**Exercise objective:** Select each line where the word "JSON" appears.
%%
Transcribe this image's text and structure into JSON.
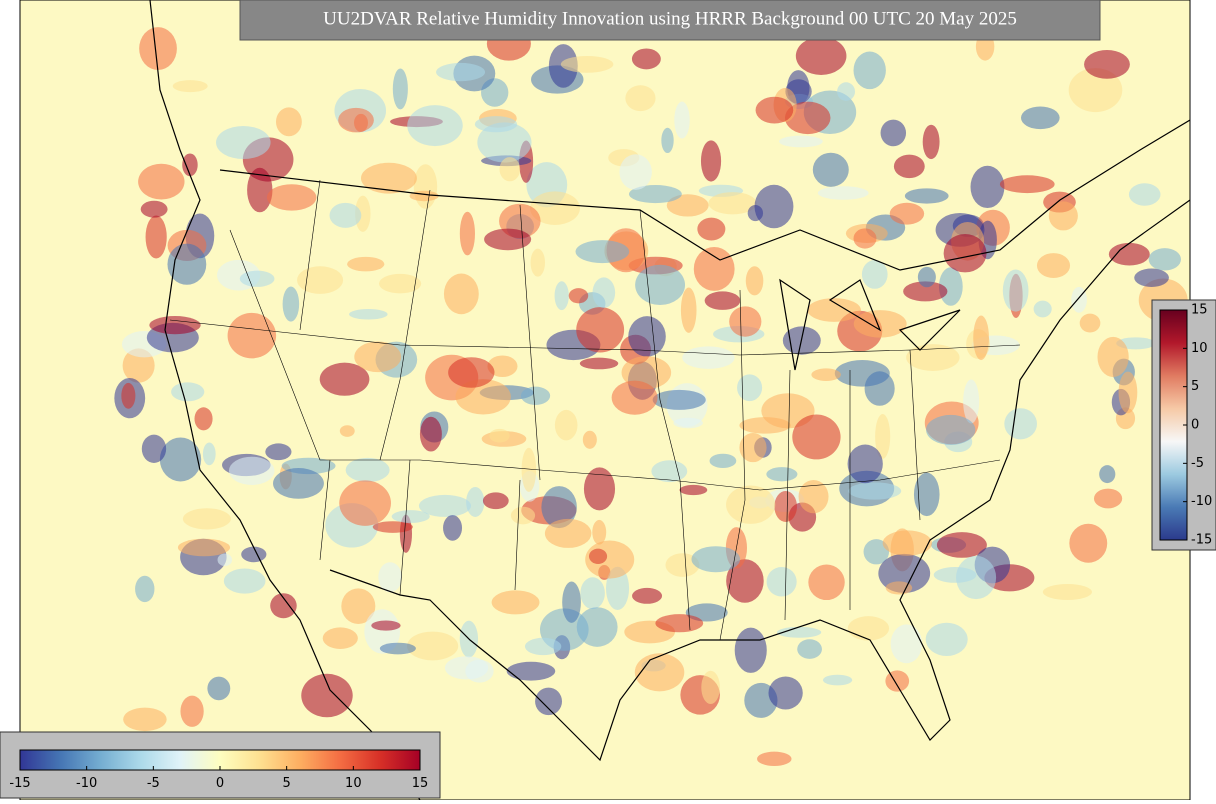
{
  "title": "UU2DVAR Relative Humidity Innovation using HRRR Background 00 UTC 20 May 2025",
  "colorbars": [
    {
      "orientation": "vertical",
      "lim": [
        -15,
        15
      ],
      "ticks": [
        15,
        10,
        5,
        0,
        -5,
        -10,
        -15
      ],
      "colors": [
        "#2b3a8c",
        "#4a7ab5",
        "#9ccae0",
        "#f7f7f7",
        "#f6c9a6",
        "#e07b61",
        "#b2182b",
        "#67001f"
      ]
    },
    {
      "orientation": "horizontal",
      "lim": [
        -15,
        15
      ],
      "ticks": [
        -15,
        -10,
        -5,
        0,
        5,
        10,
        15
      ],
      "colors": [
        "#313695",
        "#4575b4",
        "#74add1",
        "#abd9e9",
        "#e0f3f8",
        "#fefec0",
        "#fee090",
        "#fdae61",
        "#f46d43",
        "#d73027",
        "#a50026"
      ]
    }
  ]
}
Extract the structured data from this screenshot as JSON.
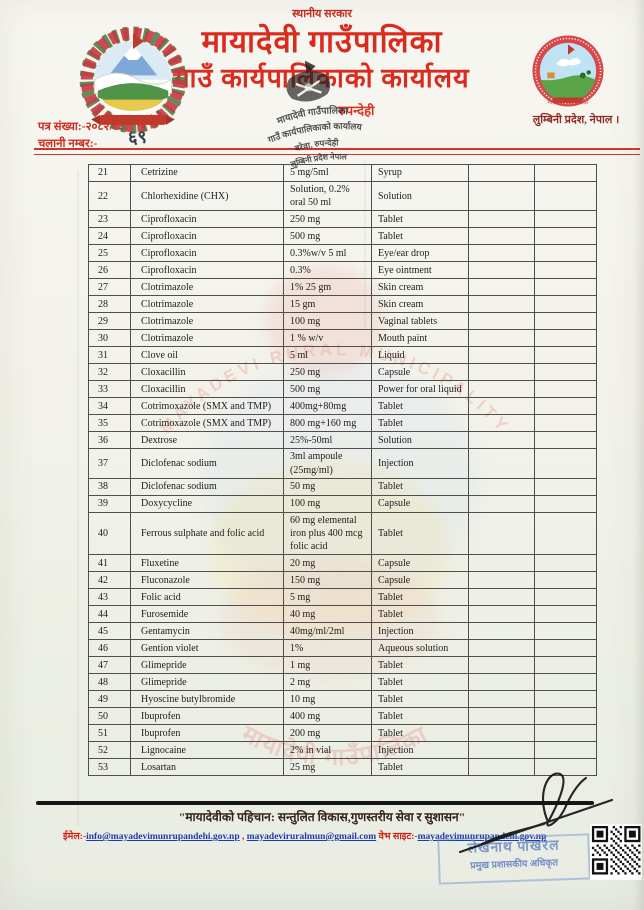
{
  "header": {
    "top_label": "स्थानीय सरकार",
    "title_line1": "मायादेवी गाउँपालिका",
    "title_line2": "गाउँ कार्यपालिकाको कार्यालय",
    "district_line": "रुपन्देही",
    "province_line": "लुम्बिनी प्रदेश, नेपाल ।",
    "letter_no_label": "पत्र संख्या:-",
    "letter_no": "२०८२/८३",
    "dispatch_label": "चलानी नम्बर:-",
    "dispatch_no": "६९",
    "right_logo_caption": "मायादेवी गाउँपालिका",
    "seal_lines": [
      "मायादेवी गाउँपालिका",
      "गाउँ कार्यपालिकाको कार्यालय",
      "बरेवा, रुपन्देही",
      "लुम्बिनी प्रदेश नेपाल"
    ]
  },
  "watermark": {
    "arc_text_en": "MAYADEVI RURAL MUNICIPALITY",
    "arc_text_np": "मायादेवी गाउँपालिका"
  },
  "table": {
    "rows": [
      {
        "sn": "21",
        "name": "Cetrizine",
        "strength": "5 mg/5ml",
        "form": "Syrup"
      },
      {
        "sn": "22",
        "name": "Chlorhexidine (CHX)",
        "strength": "Solution, 0.2% oral 50 ml",
        "form": "Solution"
      },
      {
        "sn": "23",
        "name": "Ciprofloxacin",
        "strength": "250 mg",
        "form": "Tablet"
      },
      {
        "sn": "24",
        "name": "Ciprofloxacin",
        "strength": "500 mg",
        "form": "Tablet"
      },
      {
        "sn": "25",
        "name": "Ciprofloxacin",
        "strength": "0.3%w/v 5 ml",
        "form": "Eye/ear drop"
      },
      {
        "sn": "26",
        "name": "Ciprofloxacin",
        "strength": "0.3%",
        "form": "Eye ointment"
      },
      {
        "sn": "27",
        "name": "Clotrimazole",
        "strength": "1% 25 gm",
        "form": "Skin cream"
      },
      {
        "sn": "28",
        "name": "Clotrimazole",
        "strength": "15 gm",
        "form": "Skin cream"
      },
      {
        "sn": "29",
        "name": "Clotrimazole",
        "strength": "100 mg",
        "form": "Vaginal tablets"
      },
      {
        "sn": "30",
        "name": "Clotrimazole",
        "strength": "1 % w/v",
        "form": "Mouth paint"
      },
      {
        "sn": "31",
        "name": "Clove oil",
        "strength": "5 ml",
        "form": "Liquid"
      },
      {
        "sn": "32",
        "name": "Cloxacillin",
        "strength": "250 mg",
        "form": "Capsule"
      },
      {
        "sn": "33",
        "name": "Cloxacillin",
        "strength": "500 mg",
        "form": "Power for oral liquid"
      },
      {
        "sn": "34",
        "name": "Cotrimoxazole (SMX and TMP)",
        "strength": "400mg+80mg",
        "form": "Tablet"
      },
      {
        "sn": "35",
        "name": "Cotrimoxazole (SMX and TMP)",
        "strength": "800 mg+160 mg",
        "form": "Tablet"
      },
      {
        "sn": "36",
        "name": "Dextrose",
        "strength": "25%-50ml",
        "form": "Solution"
      },
      {
        "sn": "37",
        "name": "Diclofenac sodium",
        "strength": "3ml ampoule (25mg/ml)",
        "form": "Injection"
      },
      {
        "sn": "38",
        "name": "Diclofenac sodium",
        "strength": "50 mg",
        "form": "Tablet"
      },
      {
        "sn": "39",
        "name": "Doxycycline",
        "strength": "100 mg",
        "form": "Capsule"
      },
      {
        "sn": "40",
        "name": "Ferrous sulphate and folic acid",
        "strength": "60 mg elemental iron plus 400 mcg folic acid",
        "form": "Tablet"
      },
      {
        "sn": "41",
        "name": "Fluxetine",
        "strength": "20 mg",
        "form": "Capsule"
      },
      {
        "sn": "42",
        "name": "Fluconazole",
        "strength": "150 mg",
        "form": "Capsule"
      },
      {
        "sn": "43",
        "name": "Folic acid",
        "strength": "5 mg",
        "form": "Tablet"
      },
      {
        "sn": "44",
        "name": "Furosemide",
        "strength": "40 mg",
        "form": "Tablet"
      },
      {
        "sn": "45",
        "name": "Gentamycin",
        "strength": "40mg/ml/2ml",
        "form": "Injection"
      },
      {
        "sn": "46",
        "name": "Gention violet",
        "strength": "1%",
        "form": "Aqueous solution"
      },
      {
        "sn": "47",
        "name": "Glimepride",
        "strength": "1 mg",
        "form": "Tablet"
      },
      {
        "sn": "48",
        "name": "Glimepride",
        "strength": "2 mg",
        "form": "Tablet"
      },
      {
        "sn": "49",
        "name": "Hyoscine butylbromide",
        "strength": "10 mg",
        "form": "Tablet"
      },
      {
        "sn": "50",
        "name": "Ibuprofen",
        "strength": "400 mg",
        "form": "Tablet"
      },
      {
        "sn": "51",
        "name": "Ibuprofen",
        "strength": "200 mg",
        "form": "Tablet"
      },
      {
        "sn": "52",
        "name": "Lignocaine",
        "strength": "2% in vial",
        "form": "Injection"
      },
      {
        "sn": "53",
        "name": "Losartan",
        "strength": "25 mg",
        "form": "Tablet"
      }
    ]
  },
  "footer": {
    "motto": "\"मायादेवीको पहिचान: सन्तुलित विकास,गुणस्तरीय सेवा र सुशासन\"",
    "email_label": "ईमेल:-",
    "email1": "info@mayadevimunrupandehi.gov.np",
    "separator": " , ",
    "email2": "mayadeviruralmun@gmail.com",
    "website_label": " वेभ साइट:-",
    "website": "mayadevimunrupandehi.gov.np",
    "officer_name": "लेखनाथ पोखरेल",
    "officer_title": "प्रमुख प्रशासकीय अधिकृत"
  },
  "colors": {
    "brand_red": "#da2b1f",
    "link_blue": "#1d3cab",
    "stamp_blue": "#6e8cc8",
    "ink_black": "#1c1c1c"
  }
}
%%
**Response to the exercise:**
Transcribe this image's text and structure into JSON.
Extract the structured data from this screenshot as JSON.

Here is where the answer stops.